◆ Records from a collection of figures ◆
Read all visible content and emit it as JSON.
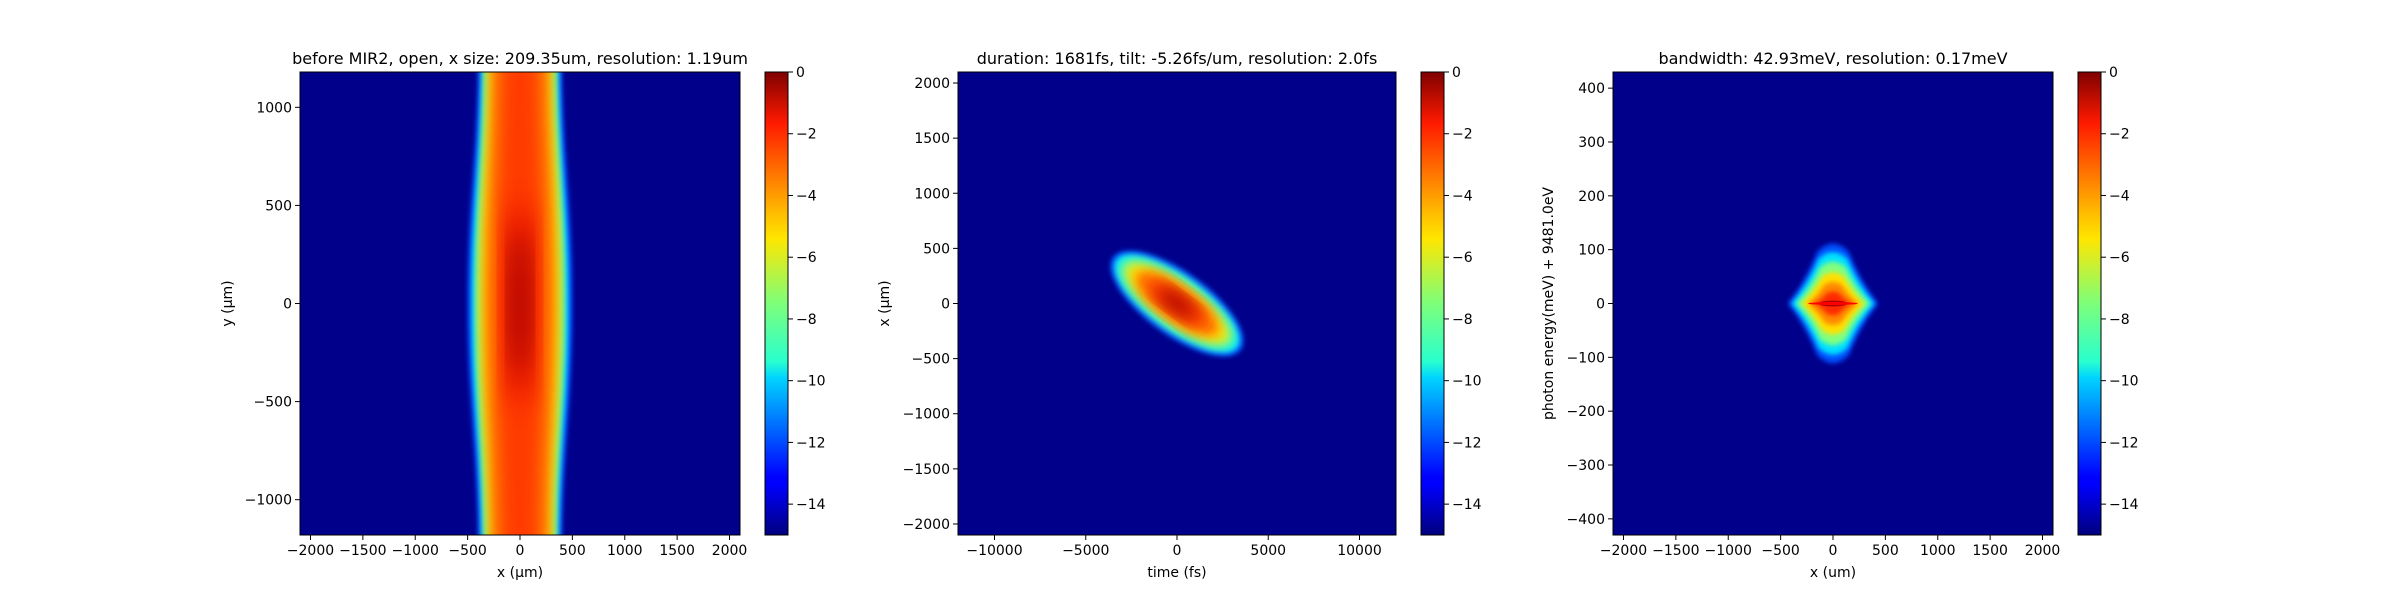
{
  "chart_data": [
    {
      "type": "heatmap",
      "title": "before MIR2, open, x size: 209.35um, resolution: 1.19um",
      "xlabel": "x (μm)",
      "ylabel": "y (μm)",
      "xlim": [
        -2100,
        2100
      ],
      "ylim": [
        -1180,
        1180
      ],
      "xticks": [
        -2000,
        -1500,
        -1000,
        -500,
        0,
        500,
        1000,
        1500,
        2000
      ],
      "yticks": [
        -1000,
        -500,
        0,
        500,
        1000
      ],
      "xticklabels": [
        "−2000",
        "−1500",
        "−1000",
        "−500",
        "0",
        "500",
        "1000",
        "1500",
        "2000"
      ],
      "yticklabels": [
        "−1000",
        "−500",
        "0",
        "500",
        "1000"
      ],
      "colorscale": "jet",
      "background_color": "#00008b",
      "vmin": -15,
      "vmax": 0,
      "colorbar_ticks": [
        0,
        -2,
        -4,
        -6,
        -8,
        -10,
        -12,
        -14
      ],
      "colorbar_ticklabels": [
        "0",
        "−2",
        "−4",
        "−6",
        "−8",
        "−10",
        "−12",
        "−14"
      ],
      "feature": {
        "shape": "vertical band",
        "center_x": 0,
        "center_y": 0,
        "half_width_x_at_center": 500,
        "half_width_x_at_edges": 400,
        "peak_value": 0,
        "core_half_width_x": 80,
        "core_half_height_y": 420
      }
    },
    {
      "type": "heatmap",
      "title": "duration: 1681fs, tilt: -5.26fs/um, resolution: 2.0fs",
      "xlabel": "time (fs)",
      "ylabel": "x (μm)",
      "xlim": [
        -12000,
        12000
      ],
      "ylim": [
        -2100,
        2100
      ],
      "xticks": [
        -10000,
        -5000,
        0,
        5000,
        10000
      ],
      "yticks": [
        -2000,
        -1500,
        -1000,
        -500,
        0,
        500,
        1000,
        1500,
        2000
      ],
      "xticklabels": [
        "−10000",
        "−5000",
        "0",
        "5000",
        "10000"
      ],
      "yticklabels": [
        "−2000",
        "−1500",
        "−1000",
        "−500",
        "0",
        "500",
        "1000",
        "1500",
        "2000"
      ],
      "colorscale": "jet",
      "background_color": "#00008b",
      "vmin": -15,
      "vmax": 0,
      "colorbar_ticks": [
        0,
        -2,
        -4,
        -6,
        -8,
        -10,
        -12,
        -14
      ],
      "colorbar_ticklabels": [
        "0",
        "−2",
        "−4",
        "−6",
        "−8",
        "−10",
        "−12",
        "−14"
      ],
      "feature": {
        "shape": "tilted ellipse",
        "center_x": 0,
        "center_y": 0,
        "extent_x": [
          -3500,
          3500
        ],
        "extent_y": [
          -420,
          420
        ],
        "tilt_slope_um_per_fs": -0.11,
        "peak_value": 0
      }
    },
    {
      "type": "heatmap",
      "title": "bandwidth: 42.93meV, resolution: 0.17meV",
      "xlabel": "x (um)",
      "ylabel": "photon energy(meV) + 9481.0eV",
      "xlim": [
        -2100,
        2100
      ],
      "ylim": [
        -430,
        430
      ],
      "xticks": [
        -2000,
        -1500,
        -1000,
        -500,
        0,
        500,
        1000,
        1500,
        2000
      ],
      "yticks": [
        -400,
        -300,
        -200,
        -100,
        0,
        100,
        200,
        300,
        400
      ],
      "xticklabels": [
        "−2000",
        "−1500",
        "−1000",
        "−500",
        "0",
        "500",
        "1000",
        "1500",
        "2000"
      ],
      "yticklabels": [
        "−400",
        "−300",
        "−200",
        "−100",
        "0",
        "100",
        "200",
        "300",
        "400"
      ],
      "colorscale": "jet",
      "background_color": "#00008b",
      "vmin": -15,
      "vmax": 0,
      "colorbar_ticks": [
        0,
        -2,
        -4,
        -6,
        -8,
        -10,
        -12,
        -14
      ],
      "colorbar_ticklabels": [
        "0",
        "−2",
        "−4",
        "−6",
        "−8",
        "−10",
        "−12",
        "−14"
      ],
      "feature": {
        "shape": "bowtie",
        "center_x": 0,
        "center_y": 0,
        "extent_x": [
          -430,
          430
        ],
        "extent_y": [
          -120,
          120
        ],
        "peak_value": 0
      }
    }
  ]
}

◆ PROBLEM STATEMENT ◆
Copy the records exactly. Skip the pictures.

◆ THE RESPONSE ◆
Read all visible content and emit it as JSON.
{
  "chart_data": [
    {
      "type": "heatmap",
      "title": "before MIR2, open, x size: 209.35um, resolution: 1.19um",
      "xlabel": "x (μm)",
      "ylabel": "y (μm)",
      "xlim": [
        -2100,
        2100
      ],
      "ylim": [
        -1180,
        1180
      ],
      "xticks": [
        -2000,
        -1500,
        -1000,
        -500,
        0,
        500,
        1000,
        1500,
        2000
      ],
      "yticks": [
        -1000,
        -500,
        0,
        500,
        1000
      ],
      "xticklabels": [
        "−2000",
        "−1500",
        "−1000",
        "−500",
        "0",
        "500",
        "1000",
        "1500",
        "2000"
      ],
      "yticklabels": [
        "−1000",
        "−500",
        "0",
        "500",
        "1000"
      ],
      "colorscale": "jet",
      "background_color": "#00008b",
      "vmin": -15,
      "vmax": 0,
      "colorbar_ticks": [
        0,
        -2,
        -4,
        -6,
        -8,
        -10,
        -12,
        -14
      ],
      "colorbar_ticklabels": [
        "0",
        "−2",
        "−4",
        "−6",
        "−8",
        "−10",
        "−12",
        "−14"
      ],
      "feature": {
        "shape": "vertical band",
        "center_x": 0,
        "center_y": 0,
        "half_width_x_at_center": 500,
        "half_width_x_at_edges": 400,
        "peak_value": 0,
        "core_half_width_x": 80,
        "core_half_height_y": 420
      }
    },
    {
      "type": "heatmap",
      "title": "duration: 1681fs, tilt: -5.26fs/um, resolution: 2.0fs",
      "xlabel": "time (fs)",
      "ylabel": "x (μm)",
      "xlim": [
        -12000,
        12000
      ],
      "ylim": [
        -2100,
        2100
      ],
      "xticks": [
        -10000,
        -5000,
        0,
        5000,
        10000
      ],
      "yticks": [
        -2000,
        -1500,
        -1000,
        -500,
        0,
        500,
        1000,
        1500,
        2000
      ],
      "xticklabels": [
        "−10000",
        "−5000",
        "0",
        "5000",
        "10000"
      ],
      "yticklabels": [
        "−2000",
        "−1500",
        "−1000",
        "−500",
        "0",
        "500",
        "1000",
        "1500",
        "2000"
      ],
      "colorscale": "jet",
      "background_color": "#00008b",
      "vmin": -15,
      "vmax": 0,
      "colorbar_ticks": [
        0,
        -2,
        -4,
        -6,
        -8,
        -10,
        -12,
        -14
      ],
      "colorbar_ticklabels": [
        "0",
        "−2",
        "−4",
        "−6",
        "−8",
        "−10",
        "−12",
        "−14"
      ],
      "feature": {
        "shape": "tilted ellipse",
        "center_x": 0,
        "center_y": 0,
        "extent_x": [
          -3500,
          3500
        ],
        "extent_y": [
          -420,
          420
        ],
        "tilt_slope_um_per_fs": -0.11,
        "peak_value": 0
      }
    },
    {
      "type": "heatmap",
      "title": "bandwidth: 42.93meV, resolution: 0.17meV",
      "xlabel": "x (um)",
      "ylabel": "photon energy(meV) + 9481.0eV",
      "xlim": [
        -2100,
        2100
      ],
      "ylim": [
        -430,
        430
      ],
      "xticks": [
        -2000,
        -1500,
        -1000,
        -500,
        0,
        500,
        1000,
        1500,
        2000
      ],
      "yticks": [
        -400,
        -300,
        -200,
        -100,
        0,
        100,
        200,
        300,
        400
      ],
      "xticklabels": [
        "−2000",
        "−1500",
        "−1000",
        "−500",
        "0",
        "500",
        "1000",
        "1500",
        "2000"
      ],
      "yticklabels": [
        "−400",
        "−300",
        "−200",
        "−100",
        "0",
        "100",
        "200",
        "300",
        "400"
      ],
      "colorscale": "jet",
      "background_color": "#00008b",
      "vmin": -15,
      "vmax": 0,
      "colorbar_ticks": [
        0,
        -2,
        -4,
        -6,
        -8,
        -10,
        -12,
        -14
      ],
      "colorbar_ticklabels": [
        "0",
        "−2",
        "−4",
        "−6",
        "−8",
        "−10",
        "−12",
        "−14"
      ],
      "feature": {
        "shape": "bowtie",
        "center_x": 0,
        "center_y": 0,
        "extent_x": [
          -430,
          430
        ],
        "extent_y": [
          -120,
          120
        ],
        "peak_value": 0
      }
    }
  ]
}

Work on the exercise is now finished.